--- MATERIALS PROVIDED ---

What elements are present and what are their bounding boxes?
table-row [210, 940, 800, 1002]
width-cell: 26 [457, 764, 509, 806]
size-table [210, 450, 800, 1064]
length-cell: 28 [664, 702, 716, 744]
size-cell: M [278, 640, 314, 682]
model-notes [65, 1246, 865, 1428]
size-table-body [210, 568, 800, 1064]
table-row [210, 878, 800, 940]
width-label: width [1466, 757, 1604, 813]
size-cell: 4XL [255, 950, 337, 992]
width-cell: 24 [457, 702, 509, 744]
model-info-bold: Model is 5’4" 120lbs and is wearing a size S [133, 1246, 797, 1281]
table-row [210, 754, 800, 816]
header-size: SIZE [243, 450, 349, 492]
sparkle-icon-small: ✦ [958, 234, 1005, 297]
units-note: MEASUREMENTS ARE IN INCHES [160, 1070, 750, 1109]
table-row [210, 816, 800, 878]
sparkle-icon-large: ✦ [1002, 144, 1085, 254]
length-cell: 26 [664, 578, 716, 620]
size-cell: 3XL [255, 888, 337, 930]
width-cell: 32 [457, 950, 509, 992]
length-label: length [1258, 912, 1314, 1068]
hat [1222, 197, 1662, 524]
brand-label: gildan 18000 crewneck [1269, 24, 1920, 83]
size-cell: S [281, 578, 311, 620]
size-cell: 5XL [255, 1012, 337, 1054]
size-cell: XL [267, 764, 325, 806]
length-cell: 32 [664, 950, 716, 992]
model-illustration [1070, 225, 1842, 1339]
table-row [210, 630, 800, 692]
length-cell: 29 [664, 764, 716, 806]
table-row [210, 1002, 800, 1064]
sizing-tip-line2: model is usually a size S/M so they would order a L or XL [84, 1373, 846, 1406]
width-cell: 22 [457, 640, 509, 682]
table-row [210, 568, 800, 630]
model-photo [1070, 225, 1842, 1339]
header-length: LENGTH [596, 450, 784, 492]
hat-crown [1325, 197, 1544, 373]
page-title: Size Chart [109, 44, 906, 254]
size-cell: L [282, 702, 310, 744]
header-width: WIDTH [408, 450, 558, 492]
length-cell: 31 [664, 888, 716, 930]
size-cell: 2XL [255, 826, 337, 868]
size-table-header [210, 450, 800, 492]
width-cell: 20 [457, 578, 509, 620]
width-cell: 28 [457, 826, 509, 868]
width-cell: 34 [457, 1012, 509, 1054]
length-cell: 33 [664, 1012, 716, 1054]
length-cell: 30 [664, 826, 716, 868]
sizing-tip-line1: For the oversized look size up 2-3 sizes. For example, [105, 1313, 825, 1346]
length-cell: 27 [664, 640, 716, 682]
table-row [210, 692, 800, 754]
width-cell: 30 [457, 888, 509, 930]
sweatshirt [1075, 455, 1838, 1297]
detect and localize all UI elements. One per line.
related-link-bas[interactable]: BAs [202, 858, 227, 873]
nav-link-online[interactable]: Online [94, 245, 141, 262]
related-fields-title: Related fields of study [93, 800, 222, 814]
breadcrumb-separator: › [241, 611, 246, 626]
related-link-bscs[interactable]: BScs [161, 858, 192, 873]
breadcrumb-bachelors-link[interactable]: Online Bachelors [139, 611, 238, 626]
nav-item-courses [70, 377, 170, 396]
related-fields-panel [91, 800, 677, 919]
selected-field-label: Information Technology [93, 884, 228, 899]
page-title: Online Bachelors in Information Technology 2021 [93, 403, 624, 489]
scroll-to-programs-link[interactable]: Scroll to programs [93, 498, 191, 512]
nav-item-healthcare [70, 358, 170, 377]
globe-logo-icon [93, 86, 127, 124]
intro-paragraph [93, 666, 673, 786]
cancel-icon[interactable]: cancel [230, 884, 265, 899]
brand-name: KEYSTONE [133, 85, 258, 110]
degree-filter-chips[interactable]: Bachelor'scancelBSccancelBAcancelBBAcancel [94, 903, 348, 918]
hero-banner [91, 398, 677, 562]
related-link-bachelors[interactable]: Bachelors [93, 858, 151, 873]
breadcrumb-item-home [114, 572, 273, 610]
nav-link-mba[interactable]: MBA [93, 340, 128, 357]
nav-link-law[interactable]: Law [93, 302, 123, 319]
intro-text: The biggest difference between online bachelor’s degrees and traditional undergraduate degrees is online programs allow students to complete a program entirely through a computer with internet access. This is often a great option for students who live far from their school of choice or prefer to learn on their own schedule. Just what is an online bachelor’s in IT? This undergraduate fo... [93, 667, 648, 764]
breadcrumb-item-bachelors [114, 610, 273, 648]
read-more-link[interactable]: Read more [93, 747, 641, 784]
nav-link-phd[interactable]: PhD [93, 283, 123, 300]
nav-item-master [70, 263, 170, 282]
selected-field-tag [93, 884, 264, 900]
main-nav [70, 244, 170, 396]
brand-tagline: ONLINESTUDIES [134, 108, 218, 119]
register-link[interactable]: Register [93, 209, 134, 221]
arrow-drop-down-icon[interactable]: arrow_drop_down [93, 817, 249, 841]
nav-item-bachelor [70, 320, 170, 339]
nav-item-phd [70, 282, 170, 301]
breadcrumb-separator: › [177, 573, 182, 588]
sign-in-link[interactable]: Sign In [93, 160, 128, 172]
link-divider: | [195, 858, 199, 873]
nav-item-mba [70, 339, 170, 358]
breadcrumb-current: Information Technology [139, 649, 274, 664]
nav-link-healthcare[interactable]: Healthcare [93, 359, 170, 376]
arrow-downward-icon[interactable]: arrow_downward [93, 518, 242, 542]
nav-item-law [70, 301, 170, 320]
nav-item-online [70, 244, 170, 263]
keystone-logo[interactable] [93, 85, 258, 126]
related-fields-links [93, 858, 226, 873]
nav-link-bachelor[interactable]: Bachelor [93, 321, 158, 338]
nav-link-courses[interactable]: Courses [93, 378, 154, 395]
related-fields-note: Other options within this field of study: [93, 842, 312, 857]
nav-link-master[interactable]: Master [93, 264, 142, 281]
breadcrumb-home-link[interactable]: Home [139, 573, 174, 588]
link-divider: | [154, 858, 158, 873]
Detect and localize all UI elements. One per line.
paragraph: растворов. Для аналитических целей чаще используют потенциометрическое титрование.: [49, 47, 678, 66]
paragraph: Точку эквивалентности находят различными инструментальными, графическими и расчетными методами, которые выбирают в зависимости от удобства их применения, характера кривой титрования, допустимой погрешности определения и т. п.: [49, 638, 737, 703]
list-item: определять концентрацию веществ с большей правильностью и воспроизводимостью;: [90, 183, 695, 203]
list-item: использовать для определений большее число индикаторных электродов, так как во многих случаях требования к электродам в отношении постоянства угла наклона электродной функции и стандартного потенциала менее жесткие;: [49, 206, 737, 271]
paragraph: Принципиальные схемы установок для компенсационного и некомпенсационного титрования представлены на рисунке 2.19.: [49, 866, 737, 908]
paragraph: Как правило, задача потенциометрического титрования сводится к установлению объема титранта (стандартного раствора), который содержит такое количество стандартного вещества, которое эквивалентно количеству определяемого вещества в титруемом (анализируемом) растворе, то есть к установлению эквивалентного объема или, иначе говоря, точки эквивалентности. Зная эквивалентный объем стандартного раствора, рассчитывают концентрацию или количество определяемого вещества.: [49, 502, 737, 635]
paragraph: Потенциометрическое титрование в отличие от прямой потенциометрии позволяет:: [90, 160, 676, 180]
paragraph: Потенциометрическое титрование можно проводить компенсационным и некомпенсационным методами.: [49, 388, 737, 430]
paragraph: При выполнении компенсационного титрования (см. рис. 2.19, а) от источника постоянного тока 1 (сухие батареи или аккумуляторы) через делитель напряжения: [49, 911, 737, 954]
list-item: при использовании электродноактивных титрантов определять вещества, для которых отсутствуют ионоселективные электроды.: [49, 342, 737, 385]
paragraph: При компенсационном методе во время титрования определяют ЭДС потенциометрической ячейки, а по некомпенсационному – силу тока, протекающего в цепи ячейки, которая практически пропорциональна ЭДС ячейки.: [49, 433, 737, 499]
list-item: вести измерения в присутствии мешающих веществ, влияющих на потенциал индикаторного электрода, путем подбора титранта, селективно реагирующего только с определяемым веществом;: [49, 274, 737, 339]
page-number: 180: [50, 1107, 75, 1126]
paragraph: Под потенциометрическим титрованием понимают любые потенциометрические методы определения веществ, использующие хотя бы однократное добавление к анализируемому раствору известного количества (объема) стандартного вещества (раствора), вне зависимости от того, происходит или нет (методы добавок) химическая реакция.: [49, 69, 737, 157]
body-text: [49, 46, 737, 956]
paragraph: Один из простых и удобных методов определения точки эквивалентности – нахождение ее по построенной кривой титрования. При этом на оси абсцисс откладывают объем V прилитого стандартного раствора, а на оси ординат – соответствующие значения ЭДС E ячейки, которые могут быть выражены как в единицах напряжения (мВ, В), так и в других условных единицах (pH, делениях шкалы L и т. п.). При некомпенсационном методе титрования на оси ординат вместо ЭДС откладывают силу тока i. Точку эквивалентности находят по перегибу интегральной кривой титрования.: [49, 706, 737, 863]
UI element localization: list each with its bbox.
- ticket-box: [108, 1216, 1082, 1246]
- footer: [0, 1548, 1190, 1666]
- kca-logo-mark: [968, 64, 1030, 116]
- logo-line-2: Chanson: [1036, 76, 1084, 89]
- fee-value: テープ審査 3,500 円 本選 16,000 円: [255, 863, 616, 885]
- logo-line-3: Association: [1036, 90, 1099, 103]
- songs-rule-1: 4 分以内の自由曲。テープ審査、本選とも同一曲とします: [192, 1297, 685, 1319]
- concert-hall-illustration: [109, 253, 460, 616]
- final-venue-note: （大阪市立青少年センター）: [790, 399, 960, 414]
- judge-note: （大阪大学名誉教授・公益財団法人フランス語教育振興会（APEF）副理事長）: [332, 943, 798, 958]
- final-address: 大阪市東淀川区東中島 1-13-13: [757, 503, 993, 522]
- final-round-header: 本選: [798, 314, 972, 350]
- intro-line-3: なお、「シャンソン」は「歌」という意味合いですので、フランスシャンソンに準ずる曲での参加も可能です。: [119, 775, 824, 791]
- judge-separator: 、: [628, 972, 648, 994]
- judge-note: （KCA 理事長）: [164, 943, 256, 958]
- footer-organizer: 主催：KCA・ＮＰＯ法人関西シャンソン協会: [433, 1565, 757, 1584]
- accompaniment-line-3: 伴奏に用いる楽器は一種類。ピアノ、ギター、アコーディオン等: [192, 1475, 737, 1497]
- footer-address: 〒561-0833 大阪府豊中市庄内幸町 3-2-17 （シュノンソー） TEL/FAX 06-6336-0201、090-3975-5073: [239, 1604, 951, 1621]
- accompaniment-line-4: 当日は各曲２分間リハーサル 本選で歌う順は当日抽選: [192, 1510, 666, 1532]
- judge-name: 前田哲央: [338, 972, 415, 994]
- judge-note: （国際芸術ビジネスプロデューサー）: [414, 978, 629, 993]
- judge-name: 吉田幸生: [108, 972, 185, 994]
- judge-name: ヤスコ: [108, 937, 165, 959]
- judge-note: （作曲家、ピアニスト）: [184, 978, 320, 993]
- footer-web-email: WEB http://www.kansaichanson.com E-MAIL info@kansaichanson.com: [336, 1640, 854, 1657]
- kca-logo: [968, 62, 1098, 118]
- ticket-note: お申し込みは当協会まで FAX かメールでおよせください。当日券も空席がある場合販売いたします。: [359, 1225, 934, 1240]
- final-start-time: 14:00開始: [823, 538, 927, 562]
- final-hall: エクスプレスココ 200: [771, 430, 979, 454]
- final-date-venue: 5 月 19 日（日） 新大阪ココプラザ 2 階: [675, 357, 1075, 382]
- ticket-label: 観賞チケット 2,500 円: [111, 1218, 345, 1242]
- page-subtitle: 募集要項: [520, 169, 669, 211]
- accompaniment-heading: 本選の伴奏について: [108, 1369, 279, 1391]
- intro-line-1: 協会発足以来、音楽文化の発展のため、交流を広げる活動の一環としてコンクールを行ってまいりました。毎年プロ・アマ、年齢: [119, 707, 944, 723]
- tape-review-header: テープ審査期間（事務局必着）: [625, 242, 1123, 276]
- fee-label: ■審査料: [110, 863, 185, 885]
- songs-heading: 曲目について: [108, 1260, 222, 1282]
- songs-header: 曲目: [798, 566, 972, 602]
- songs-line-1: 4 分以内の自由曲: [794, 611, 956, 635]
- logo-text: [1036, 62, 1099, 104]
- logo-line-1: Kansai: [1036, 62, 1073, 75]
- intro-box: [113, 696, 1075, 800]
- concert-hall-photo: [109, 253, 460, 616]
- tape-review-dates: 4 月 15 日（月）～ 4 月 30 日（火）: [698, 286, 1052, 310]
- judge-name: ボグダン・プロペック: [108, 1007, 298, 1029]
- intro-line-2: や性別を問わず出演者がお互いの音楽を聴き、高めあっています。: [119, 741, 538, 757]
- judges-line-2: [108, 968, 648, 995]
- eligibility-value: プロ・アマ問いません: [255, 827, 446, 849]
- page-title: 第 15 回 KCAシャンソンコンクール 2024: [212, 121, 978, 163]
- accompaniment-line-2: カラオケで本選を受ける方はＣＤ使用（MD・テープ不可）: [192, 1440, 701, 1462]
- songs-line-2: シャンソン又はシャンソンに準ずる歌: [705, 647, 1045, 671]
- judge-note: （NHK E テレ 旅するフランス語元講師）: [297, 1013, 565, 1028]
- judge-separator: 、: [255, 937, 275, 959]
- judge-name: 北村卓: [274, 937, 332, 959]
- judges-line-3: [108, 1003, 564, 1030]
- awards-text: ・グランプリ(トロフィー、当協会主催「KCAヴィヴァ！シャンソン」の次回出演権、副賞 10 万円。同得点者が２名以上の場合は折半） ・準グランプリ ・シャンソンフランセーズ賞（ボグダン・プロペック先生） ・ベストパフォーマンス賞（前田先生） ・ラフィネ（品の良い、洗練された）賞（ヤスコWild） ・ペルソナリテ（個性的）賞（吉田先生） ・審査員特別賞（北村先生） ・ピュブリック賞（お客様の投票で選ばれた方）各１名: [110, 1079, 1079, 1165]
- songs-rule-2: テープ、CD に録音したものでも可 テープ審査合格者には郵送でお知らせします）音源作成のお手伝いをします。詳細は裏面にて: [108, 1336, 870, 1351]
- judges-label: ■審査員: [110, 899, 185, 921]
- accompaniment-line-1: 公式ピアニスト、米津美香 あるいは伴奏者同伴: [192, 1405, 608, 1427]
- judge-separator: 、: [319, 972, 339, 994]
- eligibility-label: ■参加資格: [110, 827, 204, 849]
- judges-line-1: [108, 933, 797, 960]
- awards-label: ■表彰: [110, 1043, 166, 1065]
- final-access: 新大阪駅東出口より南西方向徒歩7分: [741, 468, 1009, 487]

---

** REQUEST **
Reproduce word for word the material from its first line through the line containing "length-cell: 26 [664, 578, 716, 620]", including both of those lines.

** RESPONSE FOR THIS EXERCISE **
What elements are present and what are their bounding boxes?
table-row [210, 940, 800, 1002]
width-cell: 26 [457, 764, 509, 806]
size-table [210, 450, 800, 1064]
length-cell: 28 [664, 702, 716, 744]
size-cell: M [278, 640, 314, 682]
model-notes [65, 1246, 865, 1428]
size-table-body [210, 568, 800, 1064]
table-row [210, 878, 800, 940]
width-label: width [1466, 757, 1604, 813]
size-cell: 4XL [255, 950, 337, 992]
width-cell: 24 [457, 702, 509, 744]
model-info-bold: Model is 5’4" 120lbs and is wearing a size S [133, 1246, 797, 1281]
table-row [210, 754, 800, 816]
header-size: SIZE [243, 450, 349, 492]
sparkle-icon-small: ✦ [958, 234, 1005, 297]
units-note: MEASUREMENTS ARE IN INCHES [160, 1070, 750, 1109]
table-row [210, 816, 800, 878]
sparkle-icon-large: ✦ [1002, 144, 1085, 254]
length-cell: 26 [664, 578, 716, 620]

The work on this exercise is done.